-- START OF Material --
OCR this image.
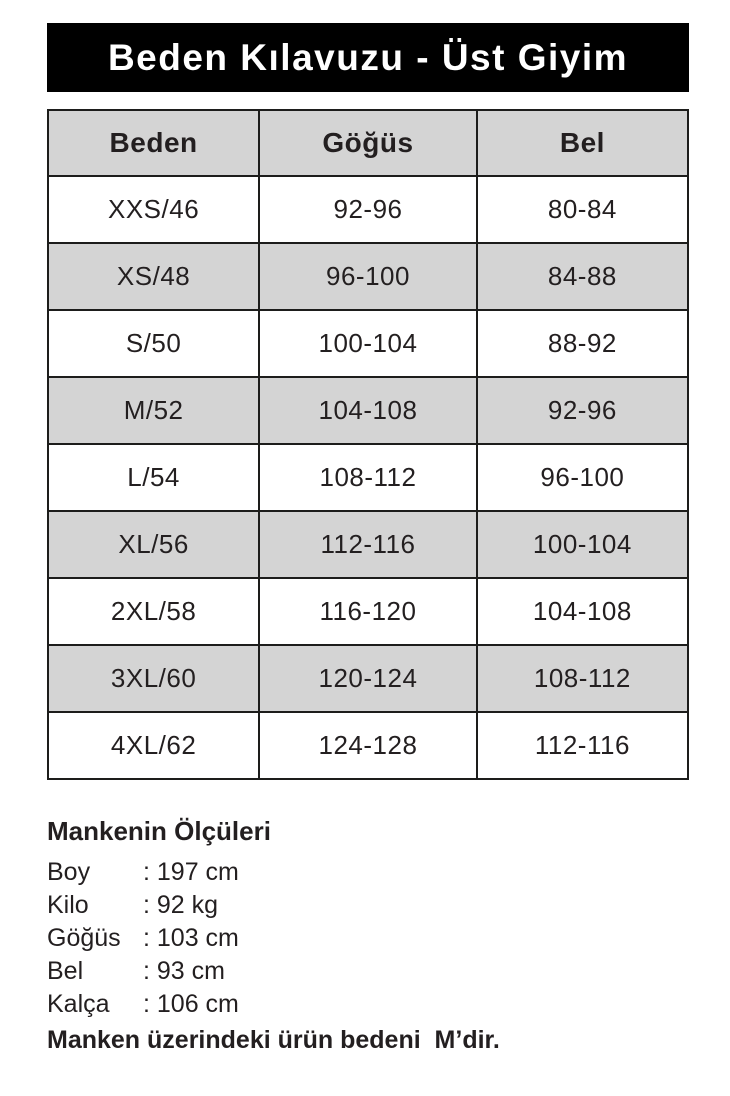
Beden Kılavuzu - Üst Giyim
Beden	Göğüs	Bel
XXS/46	92-96	80-84
XS/48	96-100	84-88
S/50	100-104	88-92
M/52	104-108	92-96
L/54	108-112	96-100
XL/56	112-116	100-104
2XL/58	116-120	104-108
3XL/60	120-124	108-112
4XL/62	124-128	112-116
Mankenin Ölçüleri
Boy	: 197 cm
Kilo	: 92 kg
Göğüs : 103 cm
Bel	: 93 cm
Kalça	: 106 cm

Manken üzerindeki ürün bedeni  M’dir.
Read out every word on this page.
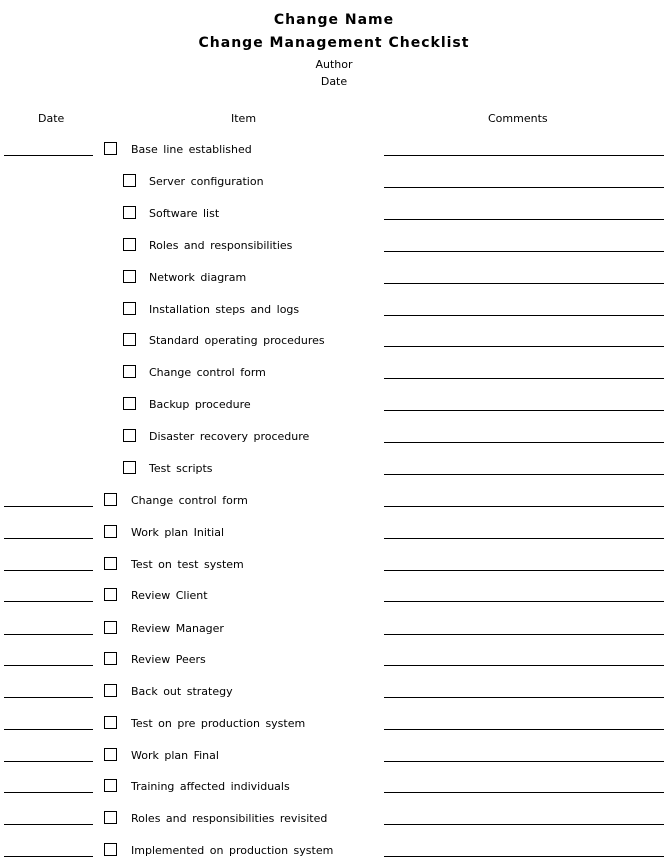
Change Name
Change Management Checklist
Author
Date
Date	Item	Comments
Base line established
Server configuration
Software list
Roles and responsibilities
Network diagram
Installation steps and logs
Standard operating procedures
Change control form
Backup procedure
Disaster recovery procedure
Test scripts
Change control form
Work plan Initial
Test on test system
Review Client
Review Manager
Review Peers
Back out strategy
Test on pre production system
Work plan Final
Training affected individuals
Roles and responsibilities revisited
Implemented on production system
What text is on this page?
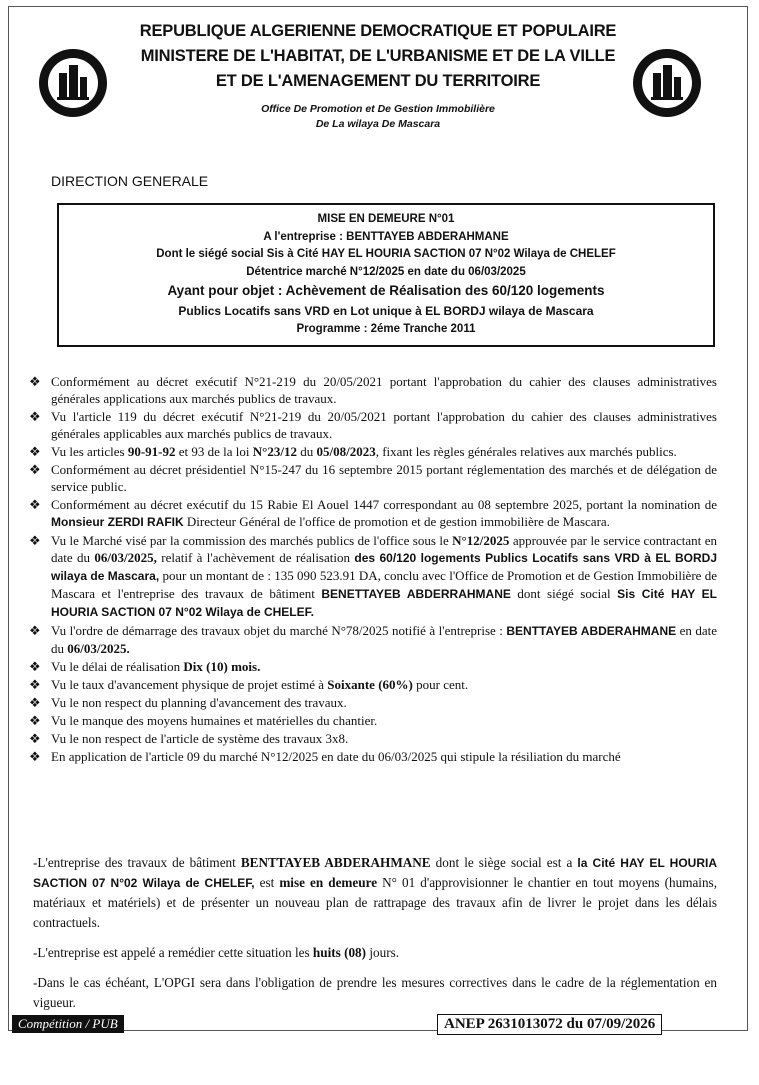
REPUBLIQUE ALGERIENNE DEMOCRATIQUE ET POPULAIRE
MINISTERE DE L'HABITAT, DE L'URBANISME ET DE LA VILLE
ET DE L'AMENAGEMENT DU TERRITOIRE
Office De Promotion et De Gestion Immobilière
De La wilaya De Mascara
DIRECTION GENERALE
MISE EN DEMEURE N°01
A l'entreprise : BENTTAYEB ABDERAHMANE
Dont le siégé social Sis à Cité HAY EL HOURIA SACTION 07 N°02 Wilaya de CHELEF
Détentrice marché N°12/2025 en date du 06/03/2025
Ayant pour objet : Achèvement de Réalisation des 60/120 logements
Publics Locatifs sans VRD en Lot unique à EL BORDJ wilaya de Mascara
Programme : 2éme Tranche 2011
❖ Conformément au décret exécutif N°21-219 du 20/05/2021 portant l'approbation du cahier des clauses administratives générales applications aux marchés publics de travaux.
❖ Vu l'article 119 du décret exécutif N°21-219 du 20/05/2021 portant l'approbation du cahier des clauses administratives générales applicables aux marchés publics de travaux.
❖ Vu les articles 90-91-92 et 93 de la loi N°23/12 du 05/08/2023, fixant les règles générales relatives aux marchés publics.
❖ Conformément au décret présidentiel N°15-247 du 16 septembre 2015 portant réglementation des marchés et de délégation de service public.
❖ Conformément au décret exécutif du 15 Rabie El Aouel 1447 correspondant au 08 septembre 2025, portant la nomination de Monsieur ZERDI RAFIK Directeur Général de l'office de promotion et de gestion immobilière de Mascara.
❖ Vu le Marché visé par la commission des marchés publics de l'office sous le N°12/2025 approuvée par le service contractant en date du 06/03/2025, relatif à l'achèvement de réalisation des 60/120 logements Publics Locatifs sans VRD à EL BORDJ wilaya de Mascara, pour un montant de : 135 090 523.91 DA, conclu avec l'Office de Promotion et de Gestion Immobilière de Mascara et l'entreprise des travaux de bâtiment BENETTAYEB ABDERRAHMANE dont siégé social Sis Cité HAY EL HOURIA SACTION 07 N°02 Wilaya de CHELEF.
❖ Vu l'ordre de démarrage des travaux objet du marché N°78/2025 notifié à l'entreprise : BENTTAYEB ABDERAHMANE en date du 06/03/2025.
❖ Vu le délai de réalisation Dix (10) mois.
❖ Vu le taux d'avancement physique de projet estimé à Soixante (60%) pour cent.
❖ Vu le non respect du planning d'avancement des travaux.
❖ Vu le manque des moyens humaines et matérielles du chantier.
❖ Vu le non respect de l'article de système des travaux 3x8.
❖ En application de l'article 09 du marché N°12/2025 en date du 06/03/2025 qui stipule la résiliation du marché
-L'entreprise des travaux de bâtiment BENTTAYEB ABDERAHMANE dont le siège social est a la Cité HAY EL HOURIA SACTION 07 N°02 Wilaya de CHELEF, est mise en demeure N° 01 d'approvisionner le chantier en tout moyens (humains, matériaux et matériels) et de présenter un nouveau plan de rattrapage des travaux afin de livrer le projet dans les délais contractuels.
-L'entreprise est appelé a remédier cette situation les huits (08) jours.
-Dans le cas échéant, L'OPGI sera dans l'obligation de prendre les mesures correctives dans le cadre de la réglementation en vigueur.
Compétition / PUB	ANEP 2631013072 du 07/09/2026
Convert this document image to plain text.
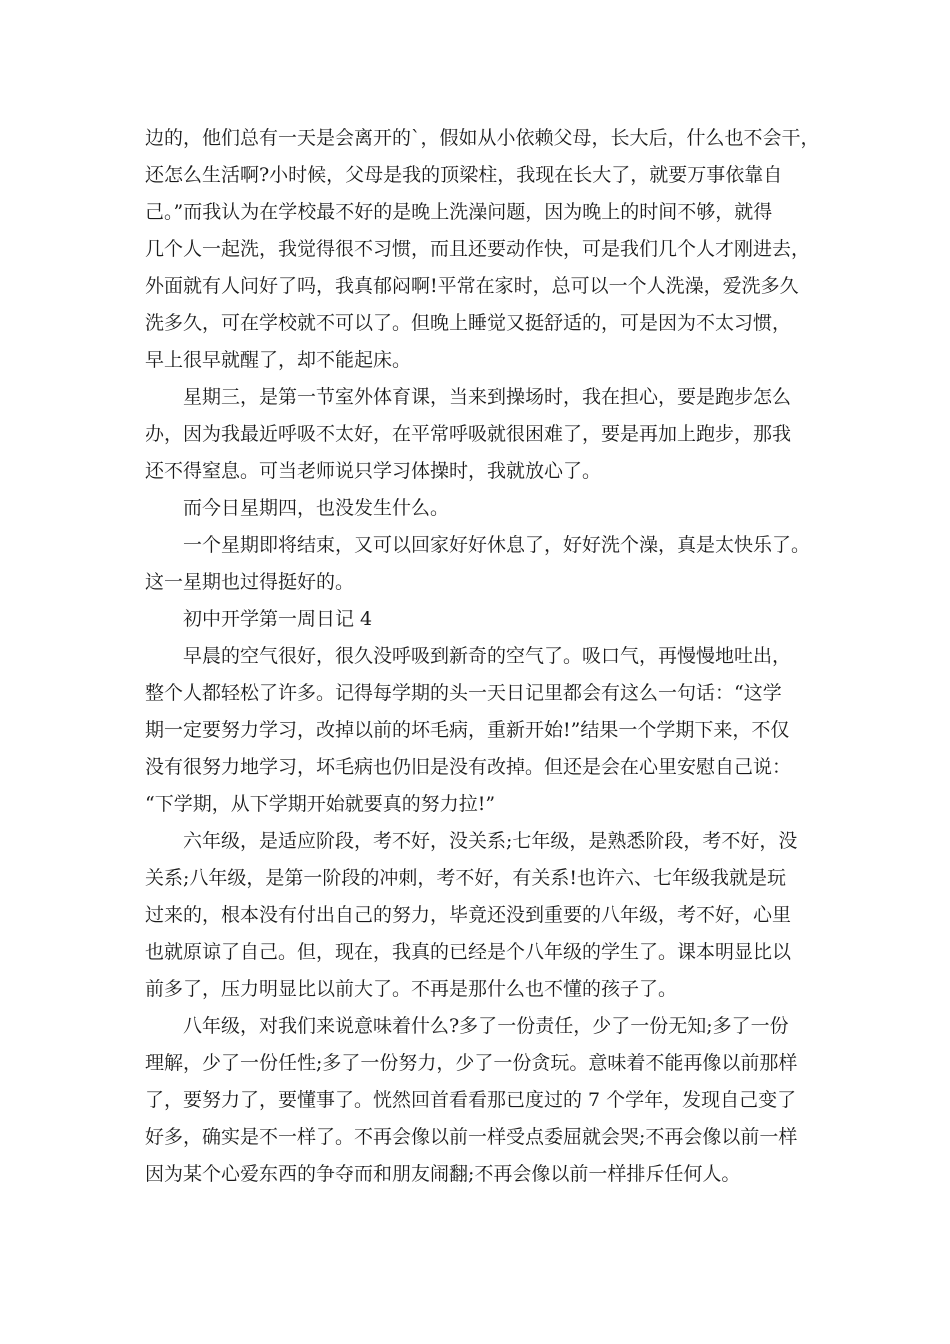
边的，他们总有一天是会离开的`，假如从小依赖父母，长大后，什么也不会干，

还怎么生活啊?小时候，父母是我的顶梁柱，我现在长大了，就要万事依靠自

己。”而我认为在学校最不好的是晚上洗澡问题，因为晚上的时间不够，就得

几个人一起洗，我觉得很不习惯，而且还要动作快，可是我们几个人才刚进去，

外面就有人问好了吗，我真郁闷啊!平常在家时，总可以一个人洗澡，爱洗多久

洗多久，可在学校就不可以了。但晚上睡觉又挺舒适的，可是因为不太习惯，

早上很早就醒了，却不能起床。

星期三，是第一节室外体育课，当来到操场时，我在担心，要是跑步怎么

办，因为我最近呼吸不太好，在平常呼吸就很困难了，要是再加上跑步，那我

还不得窒息。可当老师说只学习体操时，我就放心了。

而今日星期四，也没发生什么。

一个星期即将结束，又可以回家好好休息了，好好洗个澡，真是太快乐了。

这一星期也过得挺好的。

初中开学第一周日记 4

早晨的空气很好，很久没呼吸到新奇的空气了。吸口气，再慢慢地吐出，

整个人都轻松了许多。记得每学期的头一天日记里都会有这么一句话：“这学

期一定要努力学习，改掉以前的坏毛病，重新开始!”结果一个学期下来，不仅

没有很努力地学习，坏毛病也仍旧是没有改掉。但还是会在心里安慰自己说：

“下学期，从下学期开始就要真的努力拉!”

六年级，是适应阶段，考不好，没关系;七年级，是熟悉阶段，考不好，没

关系;八年级，是第一阶段的冲刺，考不好，有关系!也许六、七年级我就是玩

过来的，根本没有付出自己的努力，毕竟还没到重要的八年级，考不好，心里

也就原谅了自己。但，现在，我真的已经是个八年级的学生了。课本明显比以

前多了，压力明显比以前大了。不再是那什么也不懂的孩子了。

八年级，对我们来说意味着什么?多了一份责任，少了一份无知;多了一份

理解，少了一份任性;多了一份努力，少了一份贪玩。意味着不能再像以前那样

了，要努力了，要懂事了。恍然回首看看那已度过的 7 个学年，发现自己变了

好多，确实是不一样了。不再会像以前一样受点委屈就会哭;不再会像以前一样

因为某个心爱东西的争夺而和朋友闹翻;不再会像以前一样排斥任何人。
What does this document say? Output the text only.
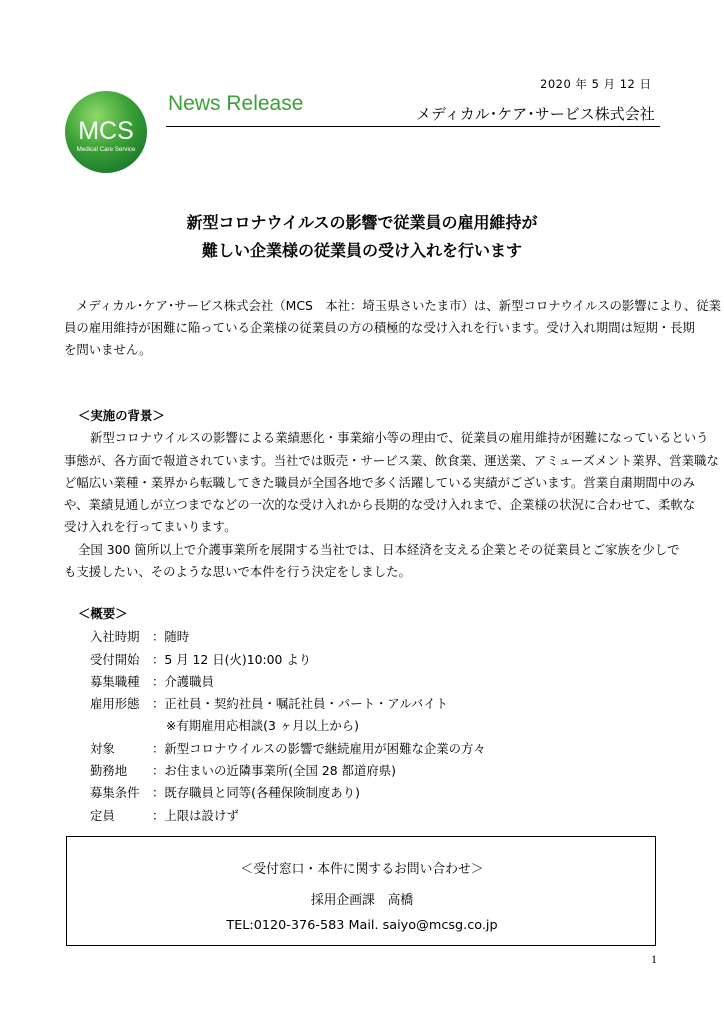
2020 年 5 月 12 日
MCS
Medical Care Service
News Release	メディカル･ケア･サービス株式会社
新型コロナウイルスの影響で従業員の雇用維持が
難しい企業様の従業員の受け入れを行います
メディカル･ケア･サービス株式会社（MCS　本社：埼玉県さいたま市）は、新型コロナウイルスの影響により、従業
員の雇用維持が困難に陥っている企業様の従業員の方の積極的な受け入れを行います。受け入れ期間は短期・長期
を問いません。
＜実施の背景＞
新型コロナウイルスの影響による業績悪化・事業縮小等の理由で、従業員の雇用維持が困難になっているという
事態が、各方面で報道されています。当社では販売・サービス業、飲食業、運送業、アミューズメント業界、営業職な
ど幅広い業種・業界から転職してきた職員が全国各地で多く活躍している実績がございます。営業自粛期間中のみ
や、業績見通しが立つまでなどの一次的な受け入れから長期的な受け入れまで、企業様の状況に合わせて、柔軟な
受け入れを行ってまいります。
全国 300 箇所以上で介護事業所を展開する当社では、日本経済を支える企業とその従業員とご家族を少しで
も支援したい、そのような思いで本件を行う決定をしました。
＜概要＞
入社時期 ：随時
受付開始 ：5 月 12 日(火)10:00 より
募集職種 ：介護職員
雇用形態 ：正社員・契約社員・嘱託社員・パート・アルバイト
※有期雇用応相談(3 ヶ月以上から)
対象	：新型コロナウイルスの影響で継続雇用が困難な企業の方々
勤務地 ：お住まいの近隣事業所(全国 28 都道府県)
募集条件 ：既存職員と同等(各種保険制度あり)
定員	：上限は設けず
＜受付窓口・本件に関するお問い合わせ＞
採用企画課　高橋
TEL:0120-376-583 Mail. saiyo@mcsg.co.jp
1
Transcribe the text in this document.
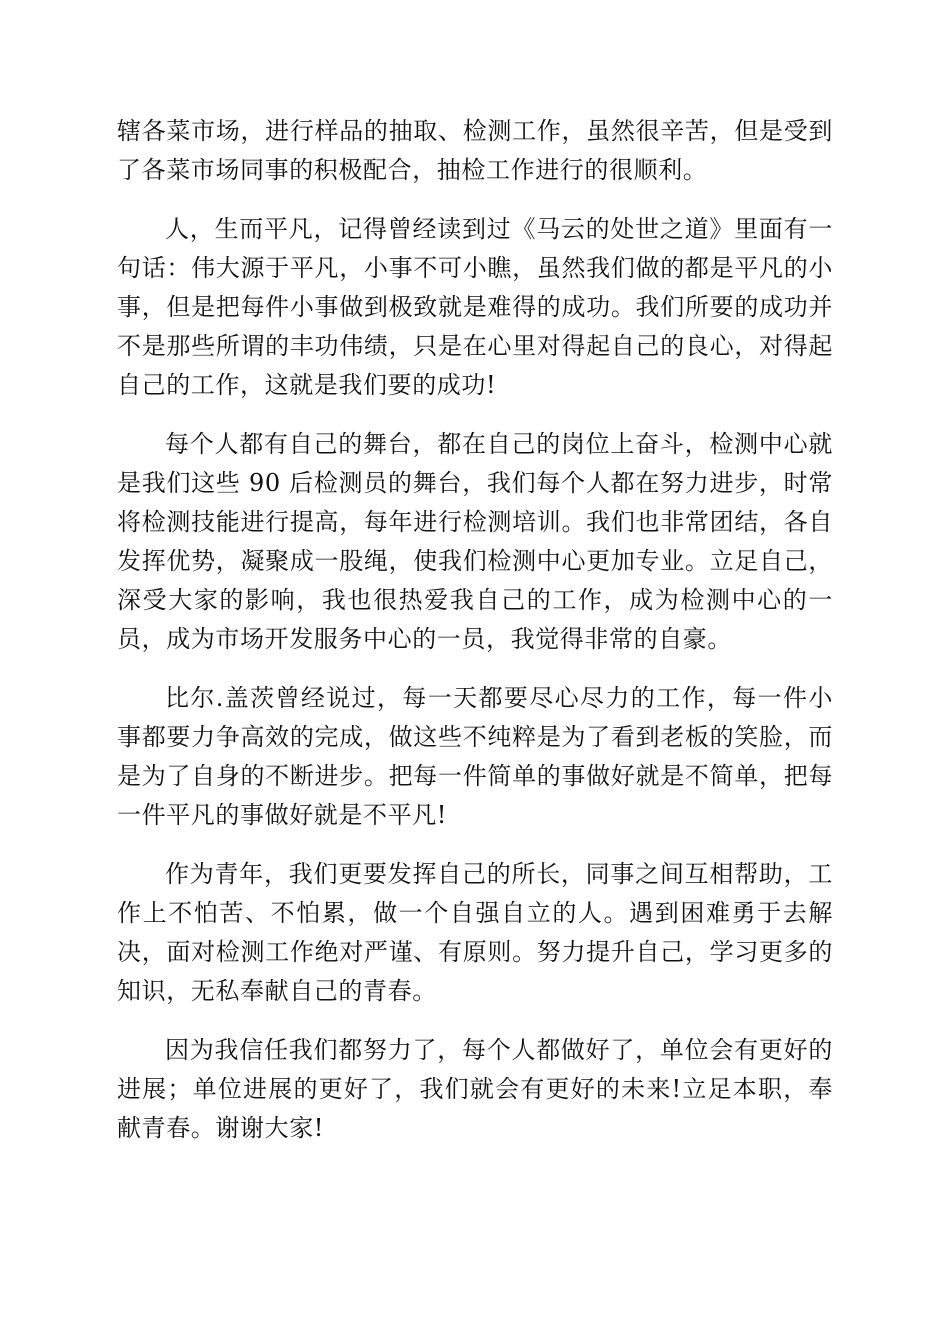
辖各菜市场，进行样品的抽取、检测工作，虽然很辛苦，但是受到了各菜市场同事的积极配合，抽检工作进行的很顺利。

人，生而平凡，记得曾经读到过《马云的处世之道》里面有一句话：伟大源于平凡，小事不可小瞧，虽然我们做的都是平凡的小事，但是把每件小事做到极致就是难得的成功。我们所要的成功并不是那些所谓的丰功伟绩，只是在心里对得起自己的良心，对得起自己的工作，这就是我们要的成功!

每个人都有自己的舞台，都在自己的岗位上奋斗，检测中心就是我们这些 90 后检测员的舞台，我们每个人都在努力进步，时常将检测技能进行提高，每年进行检测培训。我们也非常团结，各自发挥优势，凝聚成一股绳，使我们检测中心更加专业。立足自己，深受大家的影响，我也很热爱我自己的工作，成为检测中心的一员，成为市场开发服务中心的一员，我觉得非常的自豪。

比尔.盖茨曾经说过，每一天都要尽心尽力的工作，每一件小事都要力争高效的完成，做这些不纯粹是为了看到老板的笑脸，而是为了自身的不断进步。把每一件简单的事做好就是不简单，把每一件平凡的事做好就是不平凡!

作为青年，我们更要发挥自己的所长，同事之间互相帮助，工作上不怕苦、不怕累，做一个自强自立的人。遇到困难勇于去解决，面对检测工作绝对严谨、有原则。努力提升自己，学习更多的知识，无私奉献自己的青春。

因为我信任我们都努力了，每个人都做好了，单位会有更好的进展；单位进展的更好了，我们就会有更好的未来!立足本职，奉献青春。谢谢大家!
-- END OF Material --
Written problem: Go through the preceding material and copy each line that has the word "sans".

Task result:
Publics Locatifs sans VRD en Lot unique à EL BORDJ wilaya de Mascara
❖ Vu le Marché visé par la commission des marchés publics de l'office sous le N°12/2025 approuvée par le service contractant en date du 06/03/2025, relatif à l'achèvement de réalisation des 60/120 logements Publics Locatifs sans VRD à EL BORDJ wilaya de Mascara, pour un montant de : 135 090 523.91 DA, conclu avec l'Office de Promotion et de Gestion Immobilière de Mascara et l'entreprise des travaux de bâtiment BENETTAYEB ABDERRAHMANE dont siégé social Sis Cité HAY EL HOURIA SACTION 07 N°02 Wilaya de CHELEF.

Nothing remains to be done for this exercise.